══ PROVIDED DATA ══
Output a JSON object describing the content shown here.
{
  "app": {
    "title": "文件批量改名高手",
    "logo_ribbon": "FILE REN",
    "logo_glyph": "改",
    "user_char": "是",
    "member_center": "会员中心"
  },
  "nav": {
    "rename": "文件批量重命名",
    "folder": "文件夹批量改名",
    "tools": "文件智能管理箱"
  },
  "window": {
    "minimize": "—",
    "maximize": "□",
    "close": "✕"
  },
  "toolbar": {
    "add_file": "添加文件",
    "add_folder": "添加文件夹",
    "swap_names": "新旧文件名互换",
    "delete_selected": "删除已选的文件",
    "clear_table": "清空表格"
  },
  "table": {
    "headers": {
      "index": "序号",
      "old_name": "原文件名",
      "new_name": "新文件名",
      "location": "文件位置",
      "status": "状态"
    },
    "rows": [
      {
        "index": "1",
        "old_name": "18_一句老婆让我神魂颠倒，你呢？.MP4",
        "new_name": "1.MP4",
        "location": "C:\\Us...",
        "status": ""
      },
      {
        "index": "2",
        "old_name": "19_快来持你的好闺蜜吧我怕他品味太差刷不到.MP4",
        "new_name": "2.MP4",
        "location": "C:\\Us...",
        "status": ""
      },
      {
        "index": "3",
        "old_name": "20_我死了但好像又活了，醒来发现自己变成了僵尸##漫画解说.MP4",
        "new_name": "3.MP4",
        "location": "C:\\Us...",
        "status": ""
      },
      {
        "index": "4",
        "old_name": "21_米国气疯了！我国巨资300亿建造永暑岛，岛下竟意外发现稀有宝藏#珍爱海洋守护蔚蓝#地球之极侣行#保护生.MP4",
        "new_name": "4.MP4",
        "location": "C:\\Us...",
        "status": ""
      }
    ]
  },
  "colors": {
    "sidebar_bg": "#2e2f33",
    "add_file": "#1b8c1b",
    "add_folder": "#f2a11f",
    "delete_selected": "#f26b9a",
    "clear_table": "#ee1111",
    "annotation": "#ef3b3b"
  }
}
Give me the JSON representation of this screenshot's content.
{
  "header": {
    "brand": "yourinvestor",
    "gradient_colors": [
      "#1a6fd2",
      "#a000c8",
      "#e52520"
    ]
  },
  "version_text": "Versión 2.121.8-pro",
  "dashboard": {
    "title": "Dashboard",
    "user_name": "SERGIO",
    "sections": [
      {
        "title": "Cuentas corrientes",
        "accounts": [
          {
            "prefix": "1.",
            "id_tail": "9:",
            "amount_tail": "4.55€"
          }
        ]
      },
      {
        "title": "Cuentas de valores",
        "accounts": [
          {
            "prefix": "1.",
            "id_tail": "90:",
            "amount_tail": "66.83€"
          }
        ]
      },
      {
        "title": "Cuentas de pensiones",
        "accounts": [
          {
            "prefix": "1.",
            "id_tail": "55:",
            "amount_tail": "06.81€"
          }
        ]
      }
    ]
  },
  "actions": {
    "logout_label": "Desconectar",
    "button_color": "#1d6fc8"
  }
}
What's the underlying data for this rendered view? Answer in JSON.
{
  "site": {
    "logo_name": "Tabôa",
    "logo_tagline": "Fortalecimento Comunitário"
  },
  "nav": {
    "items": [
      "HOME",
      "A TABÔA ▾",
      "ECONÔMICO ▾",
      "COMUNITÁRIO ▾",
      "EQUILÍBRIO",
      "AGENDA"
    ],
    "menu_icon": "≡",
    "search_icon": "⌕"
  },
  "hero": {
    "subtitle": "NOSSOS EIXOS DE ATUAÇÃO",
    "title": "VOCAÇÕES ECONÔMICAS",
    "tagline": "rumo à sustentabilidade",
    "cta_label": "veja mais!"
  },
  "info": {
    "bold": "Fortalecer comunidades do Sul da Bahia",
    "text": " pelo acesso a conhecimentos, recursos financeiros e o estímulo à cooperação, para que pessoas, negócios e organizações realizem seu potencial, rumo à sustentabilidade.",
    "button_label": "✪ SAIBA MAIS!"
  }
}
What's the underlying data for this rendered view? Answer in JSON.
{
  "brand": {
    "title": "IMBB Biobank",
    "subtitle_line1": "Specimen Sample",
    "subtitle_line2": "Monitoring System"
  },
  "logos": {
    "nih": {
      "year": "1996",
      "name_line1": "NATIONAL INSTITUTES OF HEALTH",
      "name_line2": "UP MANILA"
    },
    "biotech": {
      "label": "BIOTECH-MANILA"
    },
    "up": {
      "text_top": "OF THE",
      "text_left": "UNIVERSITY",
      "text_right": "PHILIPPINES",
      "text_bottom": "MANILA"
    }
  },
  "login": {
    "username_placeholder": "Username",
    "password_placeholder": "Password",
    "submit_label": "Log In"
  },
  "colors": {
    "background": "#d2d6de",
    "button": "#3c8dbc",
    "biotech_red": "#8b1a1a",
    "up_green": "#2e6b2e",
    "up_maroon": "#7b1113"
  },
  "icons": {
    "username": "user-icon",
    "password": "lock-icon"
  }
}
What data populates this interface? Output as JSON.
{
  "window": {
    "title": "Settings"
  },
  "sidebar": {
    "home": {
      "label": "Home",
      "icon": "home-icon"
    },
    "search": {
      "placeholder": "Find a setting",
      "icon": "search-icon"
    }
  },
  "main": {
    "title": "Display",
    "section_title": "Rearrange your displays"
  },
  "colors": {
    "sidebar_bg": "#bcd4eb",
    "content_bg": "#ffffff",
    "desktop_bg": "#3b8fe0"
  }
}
═══
**WHAT IS REQUIRED:** Retype the data exactly as given.

**EXPECTED ANSWER:**
Output a JSON object describing the content shown here.
{
  "app": {
    "title": "文件批量改名高手",
    "logo_ribbon": "FILE REN",
    "logo_glyph": "改",
    "user_char": "是",
    "member_center": "会员中心"
  },
  "nav": {
    "rename": "文件批量重命名",
    "folder": "文件夹批量改名",
    "tools": "文件智能管理箱"
  },
  "window": {
    "minimize": "—",
    "maximize": "□",
    "close": "✕"
  },
  "toolbar": {
    "add_file": "添加文件",
    "add_folder": "添加文件夹",
    "swap_names": "新旧文件名互换",
    "delete_selected": "删除已选的文件",
    "clear_table": "清空表格"
  },
  "table": {
    "headers": {
      "index": "序号",
      "old_name": "原文件名",
      "new_name": "新文件名",
      "location": "文件位置",
      "status": "状态"
    },
    "rows": [
      {
        "index": "1",
        "old_name": "18_一句老婆让我神魂颠倒，你呢？.MP4",
        "new_name": "1.MP4",
        "location": "C:\\Us...",
        "status": ""
      },
      {
        "index": "2",
        "old_name": "19_快来持你的好闺蜜吧我怕他品味太差刷不到.MP4",
        "new_name": "2.MP4",
        "location": "C:\\Us...",
        "status": ""
      },
      {
        "index": "3",
        "old_name": "20_我死了但好像又活了，醒来发现自己变成了僵尸##漫画解说.MP4",
        "new_name": "3.MP4",
        "location": "C:\\Us...",
        "status": ""
      },
      {
        "index": "4",
        "old_name": "21_米国气疯了！我国巨资300亿建造永暑岛，岛下竟意外发现稀有宝藏#珍爱海洋守护蔚蓝#地球之极侣行#保护生.MP4",
        "new_name": "4.MP4",
        "location": "C:\\Us...",
        "status": ""
      }
    ]
  },
  "colors": {
    "sidebar_bg": "#2e2f33",
    "add_file": "#1b8c1b",
    "add_folder": "#f2a11f",
    "delete_selected": "#f26b9a",
    "clear_table": "#ee1111",
    "annotation": "#ef3b3b"
  }
}
Give me the JSON representation of this screenshot's content.
{
  "header": {
    "brand": "yourinvestor",
    "gradient_colors": [
      "#1a6fd2",
      "#a000c8",
      "#e52520"
    ]
  },
  "version_text": "Versión 2.121.8-pro",
  "dashboard": {
    "title": "Dashboard",
    "user_name": "SERGIO",
    "sections": [
      {
        "title": "Cuentas corrientes",
        "accounts": [
          {
            "prefix": "1.",
            "id_tail": "9:",
            "amount_tail": "4.55€"
          }
        ]
      },
      {
        "title": "Cuentas de valores",
        "accounts": [
          {
            "prefix": "1.",
            "id_tail": "90:",
            "amount_tail": "66.83€"
          }
        ]
      },
      {
        "title": "Cuentas de pensiones",
        "accounts": [
          {
            "prefix": "1.",
            "id_tail": "55:",
            "amount_tail": "06.81€"
          }
        ]
      }
    ]
  },
  "actions": {
    "logout_label": "Desconectar",
    "button_color": "#1d6fc8"
  }
}
What's the underlying data for this rendered view? Answer in JSON.
{
  "site": {
    "logo_name": "Tabôa",
    "logo_tagline": "Fortalecimento Comunitário"
  },
  "nav": {
    "items": [
      "HOME",
      "A TABÔA ▾",
      "ECONÔMICO ▾",
      "COMUNITÁRIO ▾",
      "EQUILÍBRIO",
      "AGENDA"
    ],
    "menu_icon": "≡",
    "search_icon": "⌕"
  },
  "hero": {
    "subtitle": "NOSSOS EIXOS DE ATUAÇÃO",
    "title": "VOCAÇÕES ECONÔMICAS",
    "tagline": "rumo à sustentabilidade",
    "cta_label": "veja mais!"
  },
  "info": {
    "bold": "Fortalecer comunidades do Sul da Bahia",
    "text": " pelo acesso a conhecimentos, recursos financeiros e o estímulo à cooperação, para que pessoas, negócios e organizações realizem seu potencial, rumo à sustentabilidade.",
    "button_label": "✪ SAIBA MAIS!"
  }
}
What's the underlying data for this rendered view? Answer in JSON.
{
  "brand": {
    "title": "IMBB Biobank",
    "subtitle_line1": "Specimen Sample",
    "subtitle_line2": "Monitoring System"
  },
  "logos": {
    "nih": {
      "year": "1996",
      "name_line1": "NATIONAL INSTITUTES OF HEALTH",
      "name_line2": "UP MANILA"
    },
    "biotech": {
      "label": "BIOTECH-MANILA"
    },
    "up": {
      "text_top": "OF THE",
      "text_left": "UNIVERSITY",
      "text_right": "PHILIPPINES",
      "text_bottom": "MANILA"
    }
  },
  "login": {
    "username_placeholder": "Username",
    "password_placeholder": "Password",
    "submit_label": "Log In"
  },
  "colors": {
    "background": "#d2d6de",
    "button": "#3c8dbc",
    "biotech_red": "#8b1a1a",
    "up_green": "#2e6b2e",
    "up_maroon": "#7b1113"
  },
  "icons": {
    "username": "user-icon",
    "password": "lock-icon"
  }
}
What data populates this interface? Output as JSON.
{
  "window": {
    "title": "Settings"
  },
  "sidebar": {
    "home": {
      "label": "Home",
      "icon": "home-icon"
    },
    "search": {
      "placeholder": "Find a setting",
      "icon": "search-icon"
    }
  },
  "main": {
    "title": "Display",
    "section_title": "Rearrange your displays"
  },
  "colors": {
    "sidebar_bg": "#bcd4eb",
    "content_bg": "#ffffff",
    "desktop_bg": "#3b8fe0"
  }
}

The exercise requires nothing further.